=== INSTRUCTION ===
Review the material line by line. Identify and copy every line that contains the string "JSON".

------ DATA PROVIDED ------

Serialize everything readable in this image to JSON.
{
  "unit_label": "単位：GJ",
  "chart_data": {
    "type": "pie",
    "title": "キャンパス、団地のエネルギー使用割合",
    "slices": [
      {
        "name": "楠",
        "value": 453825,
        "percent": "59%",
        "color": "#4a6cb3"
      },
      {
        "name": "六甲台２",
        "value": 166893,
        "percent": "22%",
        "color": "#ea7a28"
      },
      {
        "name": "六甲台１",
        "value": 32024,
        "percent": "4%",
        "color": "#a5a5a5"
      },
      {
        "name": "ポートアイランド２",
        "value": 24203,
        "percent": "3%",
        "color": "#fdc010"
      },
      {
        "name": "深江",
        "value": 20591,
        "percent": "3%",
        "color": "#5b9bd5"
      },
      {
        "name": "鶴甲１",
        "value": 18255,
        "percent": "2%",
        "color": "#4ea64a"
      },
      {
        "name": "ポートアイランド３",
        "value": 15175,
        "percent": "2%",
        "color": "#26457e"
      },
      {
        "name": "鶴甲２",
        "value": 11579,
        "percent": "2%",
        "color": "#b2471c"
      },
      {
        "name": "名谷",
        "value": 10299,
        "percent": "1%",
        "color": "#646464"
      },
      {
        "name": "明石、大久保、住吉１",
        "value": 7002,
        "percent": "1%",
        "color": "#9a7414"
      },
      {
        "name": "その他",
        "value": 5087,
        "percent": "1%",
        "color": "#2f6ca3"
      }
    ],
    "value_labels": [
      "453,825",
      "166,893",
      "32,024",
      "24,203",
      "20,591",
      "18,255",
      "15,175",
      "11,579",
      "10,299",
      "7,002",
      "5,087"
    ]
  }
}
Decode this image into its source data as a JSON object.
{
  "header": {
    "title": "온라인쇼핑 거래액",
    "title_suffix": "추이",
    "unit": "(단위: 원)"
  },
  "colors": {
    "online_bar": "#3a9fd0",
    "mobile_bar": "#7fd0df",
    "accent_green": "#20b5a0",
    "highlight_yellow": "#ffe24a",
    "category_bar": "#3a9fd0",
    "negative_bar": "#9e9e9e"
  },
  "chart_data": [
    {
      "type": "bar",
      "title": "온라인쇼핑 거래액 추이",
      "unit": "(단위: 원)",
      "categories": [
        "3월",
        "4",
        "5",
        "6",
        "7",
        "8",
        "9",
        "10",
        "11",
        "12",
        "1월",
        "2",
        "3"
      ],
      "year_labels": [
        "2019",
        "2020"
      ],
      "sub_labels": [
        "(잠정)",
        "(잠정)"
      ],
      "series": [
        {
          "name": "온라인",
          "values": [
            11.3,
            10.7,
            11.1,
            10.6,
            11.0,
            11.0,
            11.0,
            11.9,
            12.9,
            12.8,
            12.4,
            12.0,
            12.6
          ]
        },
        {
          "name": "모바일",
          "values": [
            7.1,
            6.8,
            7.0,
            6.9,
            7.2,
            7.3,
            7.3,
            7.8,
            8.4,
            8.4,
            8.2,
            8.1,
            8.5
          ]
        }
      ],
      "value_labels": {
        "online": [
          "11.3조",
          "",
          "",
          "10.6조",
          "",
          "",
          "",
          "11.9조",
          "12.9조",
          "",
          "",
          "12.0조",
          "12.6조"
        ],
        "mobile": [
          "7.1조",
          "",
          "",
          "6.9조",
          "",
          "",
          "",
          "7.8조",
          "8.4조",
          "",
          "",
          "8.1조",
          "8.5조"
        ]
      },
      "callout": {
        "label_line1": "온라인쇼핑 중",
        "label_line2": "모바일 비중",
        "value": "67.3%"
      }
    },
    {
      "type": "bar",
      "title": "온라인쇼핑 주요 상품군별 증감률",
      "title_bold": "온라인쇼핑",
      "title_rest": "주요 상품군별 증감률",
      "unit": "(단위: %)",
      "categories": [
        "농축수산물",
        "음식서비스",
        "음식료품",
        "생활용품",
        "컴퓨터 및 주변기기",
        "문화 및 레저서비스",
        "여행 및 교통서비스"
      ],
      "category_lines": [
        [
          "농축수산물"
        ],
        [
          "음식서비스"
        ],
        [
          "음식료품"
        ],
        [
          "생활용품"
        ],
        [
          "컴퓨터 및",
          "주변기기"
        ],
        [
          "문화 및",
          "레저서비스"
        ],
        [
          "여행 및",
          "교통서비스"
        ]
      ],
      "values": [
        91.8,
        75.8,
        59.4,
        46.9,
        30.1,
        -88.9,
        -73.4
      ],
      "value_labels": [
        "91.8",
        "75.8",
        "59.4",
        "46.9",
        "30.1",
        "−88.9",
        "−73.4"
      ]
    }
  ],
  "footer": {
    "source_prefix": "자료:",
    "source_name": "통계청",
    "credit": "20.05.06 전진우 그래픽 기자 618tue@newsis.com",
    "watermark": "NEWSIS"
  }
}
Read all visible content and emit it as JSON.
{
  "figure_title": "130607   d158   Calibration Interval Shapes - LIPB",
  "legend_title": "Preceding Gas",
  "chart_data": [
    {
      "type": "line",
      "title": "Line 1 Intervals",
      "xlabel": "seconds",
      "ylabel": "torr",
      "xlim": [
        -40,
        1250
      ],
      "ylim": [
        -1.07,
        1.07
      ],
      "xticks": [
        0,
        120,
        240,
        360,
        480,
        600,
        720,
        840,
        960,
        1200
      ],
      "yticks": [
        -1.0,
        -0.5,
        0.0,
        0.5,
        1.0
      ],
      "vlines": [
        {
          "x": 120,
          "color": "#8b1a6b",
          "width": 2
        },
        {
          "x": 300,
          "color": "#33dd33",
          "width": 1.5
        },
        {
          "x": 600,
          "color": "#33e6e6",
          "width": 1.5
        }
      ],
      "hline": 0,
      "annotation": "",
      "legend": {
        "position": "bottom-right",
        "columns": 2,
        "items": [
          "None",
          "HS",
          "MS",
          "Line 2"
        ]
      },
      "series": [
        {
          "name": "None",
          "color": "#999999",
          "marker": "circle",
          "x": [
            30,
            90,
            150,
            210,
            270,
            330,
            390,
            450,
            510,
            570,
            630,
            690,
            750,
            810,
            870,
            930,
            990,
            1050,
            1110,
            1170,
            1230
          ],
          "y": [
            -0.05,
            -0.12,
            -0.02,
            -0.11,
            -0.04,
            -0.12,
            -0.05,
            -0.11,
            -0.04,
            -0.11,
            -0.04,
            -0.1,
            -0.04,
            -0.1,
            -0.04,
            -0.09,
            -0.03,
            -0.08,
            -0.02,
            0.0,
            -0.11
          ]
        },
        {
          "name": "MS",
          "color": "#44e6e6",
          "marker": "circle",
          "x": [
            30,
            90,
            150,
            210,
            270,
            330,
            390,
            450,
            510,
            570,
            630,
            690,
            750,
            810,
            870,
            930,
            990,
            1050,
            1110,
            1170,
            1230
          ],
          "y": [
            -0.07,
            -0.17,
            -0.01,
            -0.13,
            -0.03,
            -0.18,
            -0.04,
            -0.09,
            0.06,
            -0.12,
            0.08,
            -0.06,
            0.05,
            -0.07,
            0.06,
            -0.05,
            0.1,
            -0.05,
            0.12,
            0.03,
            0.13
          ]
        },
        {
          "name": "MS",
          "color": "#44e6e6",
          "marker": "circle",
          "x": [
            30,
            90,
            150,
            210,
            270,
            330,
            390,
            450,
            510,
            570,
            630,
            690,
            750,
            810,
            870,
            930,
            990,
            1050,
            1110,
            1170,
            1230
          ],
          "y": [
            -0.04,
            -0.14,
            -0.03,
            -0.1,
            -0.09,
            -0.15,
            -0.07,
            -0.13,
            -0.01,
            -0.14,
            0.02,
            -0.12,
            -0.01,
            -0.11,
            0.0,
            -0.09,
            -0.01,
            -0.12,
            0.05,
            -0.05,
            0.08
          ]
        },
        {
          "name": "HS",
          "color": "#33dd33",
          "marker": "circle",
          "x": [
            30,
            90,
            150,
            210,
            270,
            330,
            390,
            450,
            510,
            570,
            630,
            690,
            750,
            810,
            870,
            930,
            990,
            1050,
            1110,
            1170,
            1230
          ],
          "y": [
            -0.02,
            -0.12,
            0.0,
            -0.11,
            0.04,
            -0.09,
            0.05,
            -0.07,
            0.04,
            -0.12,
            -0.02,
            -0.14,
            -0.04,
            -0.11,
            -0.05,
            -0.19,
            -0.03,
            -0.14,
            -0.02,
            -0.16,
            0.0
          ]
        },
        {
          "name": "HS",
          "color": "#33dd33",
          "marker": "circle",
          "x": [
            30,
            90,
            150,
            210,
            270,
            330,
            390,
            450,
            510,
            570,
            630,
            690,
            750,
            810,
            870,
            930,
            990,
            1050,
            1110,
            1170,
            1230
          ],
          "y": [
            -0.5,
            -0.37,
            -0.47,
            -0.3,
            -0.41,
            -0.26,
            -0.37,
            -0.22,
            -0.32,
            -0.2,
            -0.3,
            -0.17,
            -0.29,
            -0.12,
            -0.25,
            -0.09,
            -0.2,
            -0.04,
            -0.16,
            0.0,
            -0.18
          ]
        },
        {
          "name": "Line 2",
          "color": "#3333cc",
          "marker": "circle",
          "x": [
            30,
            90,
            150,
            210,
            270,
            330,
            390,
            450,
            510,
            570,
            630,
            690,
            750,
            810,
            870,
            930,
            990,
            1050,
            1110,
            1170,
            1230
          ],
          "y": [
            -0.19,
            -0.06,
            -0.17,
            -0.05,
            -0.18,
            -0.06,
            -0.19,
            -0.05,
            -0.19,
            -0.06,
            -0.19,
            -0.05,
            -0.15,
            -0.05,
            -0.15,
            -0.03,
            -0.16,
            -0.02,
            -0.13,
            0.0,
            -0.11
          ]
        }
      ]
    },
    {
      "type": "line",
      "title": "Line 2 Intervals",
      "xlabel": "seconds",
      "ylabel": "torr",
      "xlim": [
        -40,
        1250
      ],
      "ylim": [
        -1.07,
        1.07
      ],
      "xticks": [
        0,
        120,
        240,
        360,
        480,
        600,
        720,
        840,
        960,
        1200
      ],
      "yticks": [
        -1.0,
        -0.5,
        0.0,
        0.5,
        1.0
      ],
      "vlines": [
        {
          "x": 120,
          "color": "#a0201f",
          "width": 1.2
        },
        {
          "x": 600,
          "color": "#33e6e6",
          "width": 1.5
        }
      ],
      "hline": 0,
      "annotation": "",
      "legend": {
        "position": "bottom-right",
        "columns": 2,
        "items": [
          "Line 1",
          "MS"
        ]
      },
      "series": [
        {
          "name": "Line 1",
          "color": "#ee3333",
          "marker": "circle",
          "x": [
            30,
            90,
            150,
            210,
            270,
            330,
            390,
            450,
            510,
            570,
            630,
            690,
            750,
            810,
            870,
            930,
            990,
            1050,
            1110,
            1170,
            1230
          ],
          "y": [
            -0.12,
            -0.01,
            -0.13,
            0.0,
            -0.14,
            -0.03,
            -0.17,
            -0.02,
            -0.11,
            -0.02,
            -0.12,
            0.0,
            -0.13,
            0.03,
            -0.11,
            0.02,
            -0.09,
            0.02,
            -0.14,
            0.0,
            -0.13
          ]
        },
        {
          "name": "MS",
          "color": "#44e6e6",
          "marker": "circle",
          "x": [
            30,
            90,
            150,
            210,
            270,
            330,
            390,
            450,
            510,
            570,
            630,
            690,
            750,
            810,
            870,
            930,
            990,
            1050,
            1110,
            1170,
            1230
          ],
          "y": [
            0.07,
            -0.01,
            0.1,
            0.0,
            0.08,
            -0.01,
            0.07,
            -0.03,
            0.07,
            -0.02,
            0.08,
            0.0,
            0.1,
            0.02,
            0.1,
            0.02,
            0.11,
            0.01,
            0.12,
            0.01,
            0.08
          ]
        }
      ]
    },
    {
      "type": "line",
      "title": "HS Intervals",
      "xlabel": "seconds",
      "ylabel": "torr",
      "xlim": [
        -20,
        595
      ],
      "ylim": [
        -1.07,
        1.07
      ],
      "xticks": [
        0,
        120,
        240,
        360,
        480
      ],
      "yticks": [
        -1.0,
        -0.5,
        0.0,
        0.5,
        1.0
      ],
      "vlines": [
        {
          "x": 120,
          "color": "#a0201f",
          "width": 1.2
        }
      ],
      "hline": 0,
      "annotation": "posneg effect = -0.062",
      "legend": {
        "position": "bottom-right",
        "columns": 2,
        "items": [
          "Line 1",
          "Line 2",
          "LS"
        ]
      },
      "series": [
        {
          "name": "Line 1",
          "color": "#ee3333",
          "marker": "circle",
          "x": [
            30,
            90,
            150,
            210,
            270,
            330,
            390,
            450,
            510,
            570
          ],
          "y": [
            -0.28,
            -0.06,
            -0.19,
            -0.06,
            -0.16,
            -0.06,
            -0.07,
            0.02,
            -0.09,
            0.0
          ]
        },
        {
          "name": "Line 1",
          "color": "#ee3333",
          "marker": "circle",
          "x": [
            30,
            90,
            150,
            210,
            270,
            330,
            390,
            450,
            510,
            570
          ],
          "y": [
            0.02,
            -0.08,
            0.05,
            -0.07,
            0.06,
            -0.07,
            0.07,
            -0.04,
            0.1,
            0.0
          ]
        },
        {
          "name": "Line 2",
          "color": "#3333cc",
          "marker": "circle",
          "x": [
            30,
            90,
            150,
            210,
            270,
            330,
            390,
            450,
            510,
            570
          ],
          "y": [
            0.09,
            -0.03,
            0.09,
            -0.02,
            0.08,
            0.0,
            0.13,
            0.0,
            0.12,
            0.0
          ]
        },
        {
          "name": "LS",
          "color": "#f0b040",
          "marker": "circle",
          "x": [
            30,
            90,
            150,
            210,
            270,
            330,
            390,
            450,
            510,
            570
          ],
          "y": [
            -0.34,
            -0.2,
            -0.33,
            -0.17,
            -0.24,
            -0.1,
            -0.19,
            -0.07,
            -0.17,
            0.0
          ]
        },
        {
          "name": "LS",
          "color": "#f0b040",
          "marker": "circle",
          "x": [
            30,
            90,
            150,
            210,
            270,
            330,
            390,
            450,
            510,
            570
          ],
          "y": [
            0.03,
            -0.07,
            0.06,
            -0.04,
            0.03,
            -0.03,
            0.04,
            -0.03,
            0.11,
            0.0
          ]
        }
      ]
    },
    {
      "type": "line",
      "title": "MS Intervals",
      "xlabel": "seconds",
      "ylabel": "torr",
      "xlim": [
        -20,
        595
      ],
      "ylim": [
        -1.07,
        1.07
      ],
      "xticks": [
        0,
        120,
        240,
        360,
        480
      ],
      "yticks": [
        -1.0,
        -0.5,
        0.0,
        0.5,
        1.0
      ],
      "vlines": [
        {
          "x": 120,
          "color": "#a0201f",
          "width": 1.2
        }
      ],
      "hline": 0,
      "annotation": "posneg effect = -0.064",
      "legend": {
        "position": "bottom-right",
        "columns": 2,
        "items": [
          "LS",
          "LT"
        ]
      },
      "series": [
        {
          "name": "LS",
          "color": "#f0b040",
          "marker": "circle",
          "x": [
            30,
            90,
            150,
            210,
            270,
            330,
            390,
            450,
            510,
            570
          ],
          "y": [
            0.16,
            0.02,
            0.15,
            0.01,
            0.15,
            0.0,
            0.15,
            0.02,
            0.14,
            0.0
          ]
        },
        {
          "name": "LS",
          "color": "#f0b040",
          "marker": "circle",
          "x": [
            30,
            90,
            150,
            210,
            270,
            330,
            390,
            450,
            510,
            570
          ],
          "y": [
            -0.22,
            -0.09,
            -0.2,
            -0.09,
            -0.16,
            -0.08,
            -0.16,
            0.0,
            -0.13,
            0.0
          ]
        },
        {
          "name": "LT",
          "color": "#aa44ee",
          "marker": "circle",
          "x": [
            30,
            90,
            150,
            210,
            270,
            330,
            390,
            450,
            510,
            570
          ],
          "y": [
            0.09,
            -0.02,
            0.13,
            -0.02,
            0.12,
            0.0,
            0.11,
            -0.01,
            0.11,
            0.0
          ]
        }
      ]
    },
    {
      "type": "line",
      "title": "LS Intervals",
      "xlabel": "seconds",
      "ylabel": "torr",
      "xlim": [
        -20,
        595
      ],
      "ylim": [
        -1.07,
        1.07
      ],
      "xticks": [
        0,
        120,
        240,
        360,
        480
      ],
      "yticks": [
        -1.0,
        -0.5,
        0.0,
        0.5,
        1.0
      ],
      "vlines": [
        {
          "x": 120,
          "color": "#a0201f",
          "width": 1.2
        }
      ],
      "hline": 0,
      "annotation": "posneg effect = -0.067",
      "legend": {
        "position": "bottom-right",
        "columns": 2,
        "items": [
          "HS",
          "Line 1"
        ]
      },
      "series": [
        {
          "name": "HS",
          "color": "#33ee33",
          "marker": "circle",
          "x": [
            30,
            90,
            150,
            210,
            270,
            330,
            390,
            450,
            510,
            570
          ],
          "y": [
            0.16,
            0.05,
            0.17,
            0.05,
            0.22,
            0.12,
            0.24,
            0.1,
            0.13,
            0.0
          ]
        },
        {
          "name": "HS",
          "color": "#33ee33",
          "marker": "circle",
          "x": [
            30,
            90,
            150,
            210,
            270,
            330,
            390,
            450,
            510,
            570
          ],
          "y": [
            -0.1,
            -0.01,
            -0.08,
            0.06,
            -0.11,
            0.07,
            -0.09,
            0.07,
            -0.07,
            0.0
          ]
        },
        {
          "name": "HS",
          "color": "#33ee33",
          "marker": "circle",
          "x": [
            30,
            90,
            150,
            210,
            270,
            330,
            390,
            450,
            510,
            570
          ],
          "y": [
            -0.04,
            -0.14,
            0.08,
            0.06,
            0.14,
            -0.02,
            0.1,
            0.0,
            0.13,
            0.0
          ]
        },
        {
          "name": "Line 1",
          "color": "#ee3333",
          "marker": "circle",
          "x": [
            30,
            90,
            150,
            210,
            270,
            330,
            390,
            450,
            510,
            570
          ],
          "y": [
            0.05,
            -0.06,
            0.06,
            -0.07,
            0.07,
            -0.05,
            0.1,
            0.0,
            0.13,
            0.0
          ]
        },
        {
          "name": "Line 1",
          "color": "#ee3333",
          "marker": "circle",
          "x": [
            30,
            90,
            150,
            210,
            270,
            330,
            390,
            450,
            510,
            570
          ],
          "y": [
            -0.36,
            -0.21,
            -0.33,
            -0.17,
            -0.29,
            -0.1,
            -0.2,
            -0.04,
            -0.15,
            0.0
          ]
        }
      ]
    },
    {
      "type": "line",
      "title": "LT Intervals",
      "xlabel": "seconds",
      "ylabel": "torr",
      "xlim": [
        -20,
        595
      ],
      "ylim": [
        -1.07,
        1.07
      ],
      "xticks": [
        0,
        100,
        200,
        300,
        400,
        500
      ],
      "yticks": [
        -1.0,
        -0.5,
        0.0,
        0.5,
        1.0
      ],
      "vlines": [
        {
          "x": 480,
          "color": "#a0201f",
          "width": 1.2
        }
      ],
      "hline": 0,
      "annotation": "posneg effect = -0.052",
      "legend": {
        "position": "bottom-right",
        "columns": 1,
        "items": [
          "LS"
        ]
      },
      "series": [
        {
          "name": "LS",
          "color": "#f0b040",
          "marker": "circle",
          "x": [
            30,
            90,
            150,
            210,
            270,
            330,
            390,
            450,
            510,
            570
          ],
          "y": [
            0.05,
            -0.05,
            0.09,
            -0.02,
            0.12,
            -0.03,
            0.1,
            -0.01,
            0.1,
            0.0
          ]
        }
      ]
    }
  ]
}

------

=== WRITTEN ANSWER ===
Serialize everything readable in this image to JSON.
Decode this image into its source data as a JSON object.
Read all visible content and emit it as JSON.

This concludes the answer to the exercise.